### EXERCISE REQUIREMENTS
In the stretch of entries from the line containing "sidebar-item-label: EduXMOJ仪表盘 [48,90,146,106]" through the line containing "italic-icon[interactable]: I [272,242,294,264]", change "toolbar-divider" to "toolbar-separator". Give back only those lines, with nothing else altered.

### EXERCISE INPUTS
--
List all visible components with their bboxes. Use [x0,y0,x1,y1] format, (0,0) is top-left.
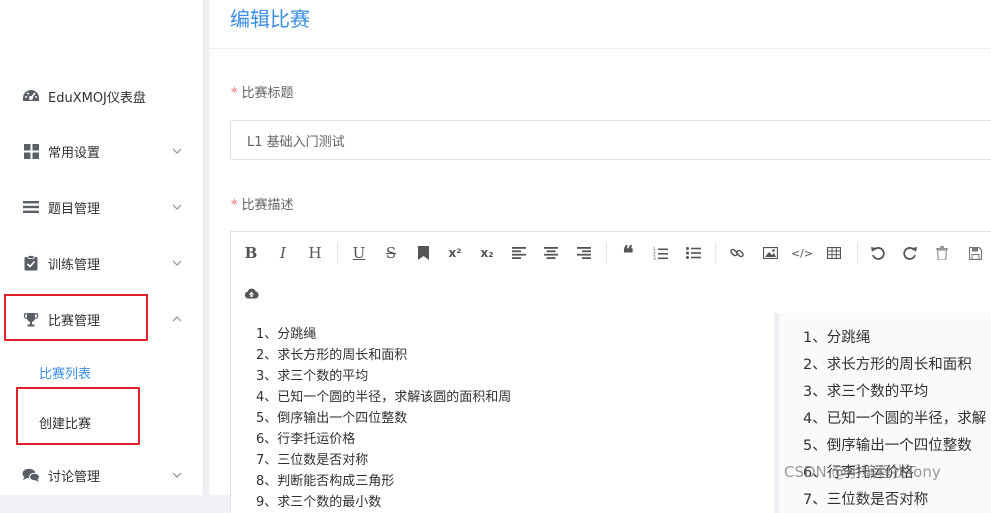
sidebar-item-label: EduXMOJ仪表盘 [48,90,146,106]
source-line: 5、倒序输出一个四位整数 [256,411,408,426]
sidebar-divider [203,0,210,495]
preview-line: 4、已知一个圆的半径，求解 [803,411,987,427]
toolbar-divider [857,242,858,264]
undo-icon[interactable] [867,242,889,264]
submenu-item-label: 比赛列表 [39,366,92,382]
required-mark: * [231,198,238,213]
clipboard-icon [22,254,40,272]
save-icon[interactable] [964,242,986,264]
source-line: 7、三位数是否对称 [256,453,369,468]
preview-line: 2、求长方形的周长和面积 [803,357,972,373]
contest-title-label-text: 比赛标题 [241,86,294,101]
sidebar-item-contests[interactable]: 比赛管理 [0,291,203,347]
toolbar-divider [715,242,716,264]
italic-icon[interactable]: I [272,242,294,264]
submenu-item-contest-list[interactable]: 比赛列表 [0,347,203,397]
cloud-upload-icon[interactable] [240,282,262,304]
align-right-icon[interactable] [573,242,595,264]
required-mark: * [231,86,238,101]
superscript-icon[interactable]: x² [444,242,466,264]
trophy-icon [22,310,40,328]
contest-title-value: L1 基础入门测试 [247,134,345,150]
ordered-list-icon[interactable]: 123 [649,242,671,264]
sidebar-item-settings[interactable]: 常用设置 [0,123,203,179]
editor-preview-pane: 1、分跳绳 2、求长方形的周长和面积 3、求三个数的平均 4、已知一个圆的半径，… [779,313,991,513]
sidebar-item-problems[interactable]: 题目管理 [0,179,203,235]
sidebar-item-dashboard[interactable]: EduXMOJ仪表盘 [0,68,203,124]
trash-icon[interactable] [931,242,953,264]
sidebar-item-label: 常用设置 [48,145,101,161]
toolbar-divider [606,242,607,264]
preview-line: 1、分跳绳 [803,330,871,346]
link-icon[interactable] [726,242,748,264]
main-panel: 编辑比赛 * 比赛标题 L1 基础入门测试 * 比赛描述 B I H U S x² … [210,0,991,513]
chevron-up-icon [172,316,182,322]
bookmark-icon[interactable] [412,242,434,264]
chevron-down-icon [172,204,182,210]
page-title: 编辑比赛 [230,7,310,31]
svg-text:3: 3 [653,256,656,260]
submenu-item-create-contest[interactable]: 创建比赛 [0,397,203,447]
title-divider [210,48,991,49]
comments-icon [22,466,40,484]
editor-toolbar: B I H U S x² x₂ ❝ 123 </> [231,232,991,314]
source-line: 6、行李托运价格 [256,432,356,447]
image-icon[interactable] [759,242,781,264]
contest-title-label: * 比赛标题 [231,82,294,101]
sidebar-item-label: 比赛管理 [48,313,101,329]
watermark: CSDN @手编程找Tony [784,463,941,481]
align-left-icon[interactable] [508,242,530,264]
contest-description-label: * 比赛描述 [231,194,294,213]
subscript-icon[interactable]: x₂ [476,242,498,264]
align-center-icon[interactable] [540,242,562,264]
sidebar-item-label: 题目管理 [48,201,101,217]
sidebar: EduXMOJ仪表盘 常用设置 题目管理 训练管理 比赛管理 比赛列表 创建比赛 [0,0,203,495]
toolbar-divider [337,242,338,264]
contest-description-label-text: 比赛描述 [241,198,294,213]
sidebar-item-label: 讨论管理 [48,469,101,485]
strikethrough-icon[interactable]: S [380,242,402,264]
source-line: 1、分跳绳 [256,327,317,342]
chevron-down-icon [172,260,182,266]
sidebar-item-training[interactable]: 训练管理 [0,235,203,291]
header-icon[interactable]: H [304,242,326,264]
dashboard-icon [22,87,40,105]
sidebar-item-label: 训练管理 [48,257,101,273]
unordered-list-icon[interactable] [682,242,704,264]
source-line: 2、求长方形的周长和面积 [256,348,408,363]
source-line: 8、判断能否构成三角形 [256,474,395,489]
underline-icon[interactable]: U [348,242,370,264]
preview-line: 5、倒序输出一个四位整数 [803,438,972,454]
quote-icon[interactable]: ❝ [617,241,639,265]
editor-source-pane[interactable]: 1、分跳绳 2、求长方形的周长和面积 3、求三个数的平均 4、已知一个圆的半径，… [231,313,774,513]
table-icon[interactable] [823,242,845,264]
source-line: 4、已知一个圆的半径，求解该圆的面积和周 [256,390,512,405]
preview-line: 7、三位数是否对称 [803,492,929,508]
bold-icon[interactable]: B [240,242,262,264]
submenu-item-label: 创建比赛 [39,416,92,432]
list-icon [22,198,40,216]
contest-title-input[interactable]: L1 基础入门测试 [230,120,991,160]
code-icon[interactable]: </> [791,242,813,264]
chevron-down-icon [172,148,182,154]
grid-icon [22,142,40,160]
redo-icon[interactable] [899,242,921,264]
source-line: 3、求三个数的平均 [256,369,369,384]
source-line: 9、求三个数的最小数 [256,495,382,510]
chevron-down-icon [172,472,182,478]
preview-line: 3、求三个数的平均 [803,384,929,400]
--
### SOLUTION TO THIS EXERCISE
sidebar-item-label: EduXMOJ仪表盘 [48,90,146,106]
source-line: 5、倒序输出一个四位整数 [256,411,408,426]
sidebar-divider [203,0,210,495]
preview-line: 4、已知一个圆的半径，求解 [803,411,987,427]
toolbar-separator [857,242,858,264]
undo-icon[interactable] [867,242,889,264]
submenu-item-label: 比赛列表 [39,366,92,382]
required-mark: * [231,198,238,213]
clipboard-icon [22,254,40,272]
save-icon[interactable] [964,242,986,264]
source-line: 7、三位数是否对称 [256,453,369,468]
preview-line: 2、求长方形的周长和面积 [803,357,972,373]
contest-title-label-text: 比赛标题 [241,86,294,101]
sidebar-item-contests[interactable]: 比赛管理 [0,291,203,347]
toolbar-separator [715,242,716,264]
italic-icon[interactable]: I [272,242,294,264]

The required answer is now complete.